+++ RECORD LIST +++

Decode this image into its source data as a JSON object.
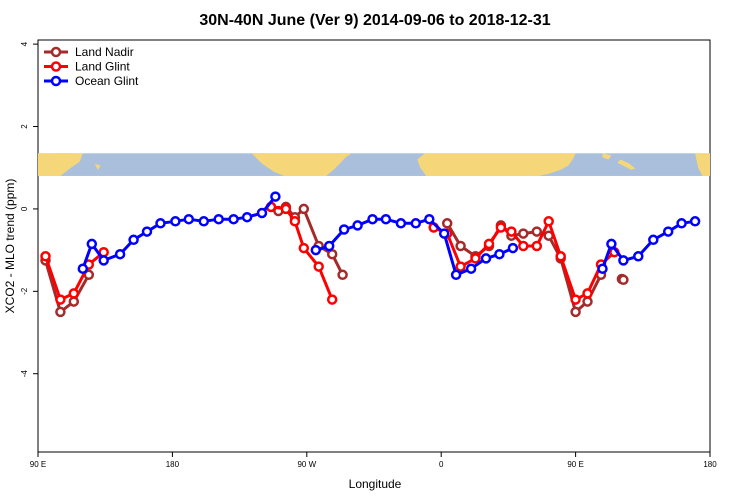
{
  "chart_data": {
    "type": "line",
    "title": "30N-40N June (Ver 9)   2014-09-06 to 2018-12-31",
    "xlabel": "Longitude",
    "ylabel": "XCO2 - MLO trend (ppm)",
    "x_ticks": [
      {
        "value": 90,
        "label": "90 E"
      },
      {
        "value": 180,
        "label": "180"
      },
      {
        "value": 270,
        "label": "90 W"
      },
      {
        "value": 360,
        "label": "0"
      },
      {
        "value": 450,
        "label": "90 E"
      },
      {
        "value": 540,
        "label": "180"
      }
    ],
    "y_ticks": [
      4,
      2,
      0,
      -2,
      -4
    ],
    "xlim": [
      90,
      540
    ],
    "ylim": [
      -5.9,
      4.1
    ],
    "map_strip_y": [
      0.8,
      1.35
    ],
    "legend_position": "top-left",
    "series": [
      {
        "name": "Land Nadir",
        "color": "#a52a2a",
        "segments": [
          [
            [
              95,
              -1.25
            ],
            [
              105,
              -2.5
            ],
            [
              114,
              -2.25
            ],
            [
              124,
              -1.6
            ]
          ],
          [
            [
              246,
              0.05
            ],
            [
              251,
              -0.05
            ],
            [
              256,
              0.05
            ],
            [
              262,
              -0.2
            ],
            [
              268,
              0.0
            ],
            [
              278,
              -0.9
            ],
            [
              287,
              -1.1
            ],
            [
              294,
              -1.6
            ]
          ],
          [
            [
              364,
              -0.35
            ],
            [
              373,
              -0.9
            ],
            [
              383,
              -1.15
            ],
            [
              392,
              -0.9
            ],
            [
              400,
              -0.4
            ],
            [
              407,
              -0.65
            ],
            [
              415,
              -0.6
            ],
            [
              424,
              -0.55
            ],
            [
              432,
              -0.65
            ],
            [
              440,
              -1.2
            ],
            [
              450,
              -2.5
            ],
            [
              458,
              -2.25
            ],
            [
              467,
              -1.6
            ]
          ],
          [
            [
              481,
              -1.7
            ],
            [
              482,
              -1.72
            ]
          ]
        ]
      },
      {
        "name": "Land Glint",
        "color": "#ff0000",
        "segments": [
          [
            [
              95,
              -1.15
            ],
            [
              105,
              -2.2
            ],
            [
              114,
              -2.05
            ],
            [
              124,
              -1.35
            ],
            [
              134,
              -1.05
            ]
          ],
          [
            [
              246,
              0.05
            ],
            [
              256,
              0.0
            ],
            [
              262,
              -0.3
            ],
            [
              268,
              -0.95
            ],
            [
              278,
              -1.4
            ],
            [
              287,
              -2.2
            ]
          ],
          [
            [
              355,
              -0.45
            ],
            [
              364,
              -0.6
            ],
            [
              373,
              -1.4
            ],
            [
              383,
              -1.2
            ],
            [
              392,
              -0.85
            ],
            [
              400,
              -0.45
            ],
            [
              407,
              -0.55
            ],
            [
              415,
              -0.9
            ],
            [
              424,
              -0.9
            ],
            [
              432,
              -0.3
            ],
            [
              440,
              -1.15
            ],
            [
              450,
              -2.2
            ],
            [
              458,
              -2.05
            ],
            [
              467,
              -1.35
            ],
            [
              476,
              -1.05
            ]
          ]
        ]
      },
      {
        "name": "Ocean Glint",
        "color": "#0000ff",
        "segments": [
          [
            [
              120,
              -1.45
            ],
            [
              126,
              -0.85
            ],
            [
              134,
              -1.25
            ],
            [
              145,
              -1.1
            ],
            [
              154,
              -0.75
            ],
            [
              163,
              -0.55
            ],
            [
              172,
              -0.35
            ],
            [
              182,
              -0.3
            ],
            [
              191,
              -0.25
            ],
            [
              201,
              -0.3
            ],
            [
              211,
              -0.25
            ],
            [
              221,
              -0.25
            ],
            [
              230,
              -0.2
            ],
            [
              240,
              -0.1
            ],
            [
              249,
              0.3
            ]
          ],
          [
            [
              276,
              -1.0
            ],
            [
              285,
              -0.9
            ],
            [
              295,
              -0.5
            ],
            [
              304,
              -0.4
            ],
            [
              314,
              -0.25
            ],
            [
              323,
              -0.25
            ],
            [
              333,
              -0.35
            ],
            [
              343,
              -0.35
            ],
            [
              352,
              -0.25
            ],
            [
              362,
              -0.6
            ],
            [
              370,
              -1.6
            ],
            [
              380,
              -1.45
            ],
            [
              390,
              -1.2
            ],
            [
              399,
              -1.1
            ],
            [
              408,
              -0.95
            ]
          ],
          [
            [
              468,
              -1.45
            ],
            [
              474,
              -0.85
            ],
            [
              482,
              -1.25
            ],
            [
              492,
              -1.15
            ],
            [
              502,
              -0.75
            ],
            [
              512,
              -0.55
            ],
            [
              521,
              -0.35
            ],
            [
              530,
              -0.3
            ]
          ]
        ]
      }
    ]
  }
}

+++

• [INSTRUCTIONS FOR THE TASK]: Word for word, quote the lines above. Omit the pictures.

• [FINAL RESULT]:
Decode this image into its source data as a JSON object.
{
  "chart_data": {
    "type": "line",
    "title": "30N-40N June (Ver 9)   2014-09-06 to 2018-12-31",
    "xlabel": "Longitude",
    "ylabel": "XCO2 - MLO trend (ppm)",
    "x_ticks": [
      {
        "value": 90,
        "label": "90 E"
      },
      {
        "value": 180,
        "label": "180"
      },
      {
        "value": 270,
        "label": "90 W"
      },
      {
        "value": 360,
        "label": "0"
      },
      {
        "value": 450,
        "label": "90 E"
      },
      {
        "value": 540,
        "label": "180"
      }
    ],
    "y_ticks": [
      4,
      2,
      0,
      -2,
      -4
    ],
    "xlim": [
      90,
      540
    ],
    "ylim": [
      -5.9,
      4.1
    ],
    "map_strip_y": [
      0.8,
      1.35
    ],
    "legend_position": "top-left",
    "series": [
      {
        "name": "Land Nadir",
        "color": "#a52a2a",
        "segments": [
          [
            [
              95,
              -1.25
            ],
            [
              105,
              -2.5
            ],
            [
              114,
              -2.25
            ],
            [
              124,
              -1.6
            ]
          ],
          [
            [
              246,
              0.05
            ],
            [
              251,
              -0.05
            ],
            [
              256,
              0.05
            ],
            [
              262,
              -0.2
            ],
            [
              268,
              0.0
            ],
            [
              278,
              -0.9
            ],
            [
              287,
              -1.1
            ],
            [
              294,
              -1.6
            ]
          ],
          [
            [
              364,
              -0.35
            ],
            [
              373,
              -0.9
            ],
            [
              383,
              -1.15
            ],
            [
              392,
              -0.9
            ],
            [
              400,
              -0.4
            ],
            [
              407,
              -0.65
            ],
            [
              415,
              -0.6
            ],
            [
              424,
              -0.55
            ],
            [
              432,
              -0.65
            ],
            [
              440,
              -1.2
            ],
            [
              450,
              -2.5
            ],
            [
              458,
              -2.25
            ],
            [
              467,
              -1.6
            ]
          ],
          [
            [
              481,
              -1.7
            ],
            [
              482,
              -1.72
            ]
          ]
        ]
      },
      {
        "name": "Land Glint",
        "color": "#ff0000",
        "segments": [
          [
            [
              95,
              -1.15
            ],
            [
              105,
              -2.2
            ],
            [
              114,
              -2.05
            ],
            [
              124,
              -1.35
            ],
            [
              134,
              -1.05
            ]
          ],
          [
            [
              246,
              0.05
            ],
            [
              256,
              0.0
            ],
            [
              262,
              -0.3
            ],
            [
              268,
              -0.95
            ],
            [
              278,
              -1.4
            ],
            [
              287,
              -2.2
            ]
          ],
          [
            [
              355,
              -0.45
            ],
            [
              364,
              -0.6
            ],
            [
              373,
              -1.4
            ],
            [
              383,
              -1.2
            ],
            [
              392,
              -0.85
            ],
            [
              400,
              -0.45
            ],
            [
              407,
              -0.55
            ],
            [
              415,
              -0.9
            ],
            [
              424,
              -0.9
            ],
            [
              432,
              -0.3
            ],
            [
              440,
              -1.15
            ],
            [
              450,
              -2.2
            ],
            [
              458,
              -2.05
            ],
            [
              467,
              -1.35
            ],
            [
              476,
              -1.05
            ]
          ]
        ]
      },
      {
        "name": "Ocean Glint",
        "color": "#0000ff",
        "segments": [
          [
            [
              120,
              -1.45
            ],
            [
              126,
              -0.85
            ],
            [
              134,
              -1.25
            ],
            [
              145,
              -1.1
            ],
            [
              154,
              -0.75
            ],
            [
              163,
              -0.55
            ],
            [
              172,
              -0.35
            ],
            [
              182,
              -0.3
            ],
            [
              191,
              -0.25
            ],
            [
              201,
              -0.3
            ],
            [
              211,
              -0.25
            ],
            [
              221,
              -0.25
            ],
            [
              230,
              -0.2
            ],
            [
              240,
              -0.1
            ],
            [
              249,
              0.3
            ]
          ],
          [
            [
              276,
              -1.0
            ],
            [
              285,
              -0.9
            ],
            [
              295,
              -0.5
            ],
            [
              304,
              -0.4
            ],
            [
              314,
              -0.25
            ],
            [
              323,
              -0.25
            ],
            [
              333,
              -0.35
            ],
            [
              343,
              -0.35
            ],
            [
              352,
              -0.25
            ],
            [
              362,
              -0.6
            ],
            [
              370,
              -1.6
            ],
            [
              380,
              -1.45
            ],
            [
              390,
              -1.2
            ],
            [
              399,
              -1.1
            ],
            [
              408,
              -0.95
            ]
          ],
          [
            [
              468,
              -1.45
            ],
            [
              474,
              -0.85
            ],
            [
              482,
              -1.25
            ],
            [
              492,
              -1.15
            ],
            [
              502,
              -0.75
            ],
            [
              512,
              -0.55
            ],
            [
              521,
              -0.35
            ],
            [
              530,
              -0.3
            ]
          ]
        ]
      }
    ]
  }
}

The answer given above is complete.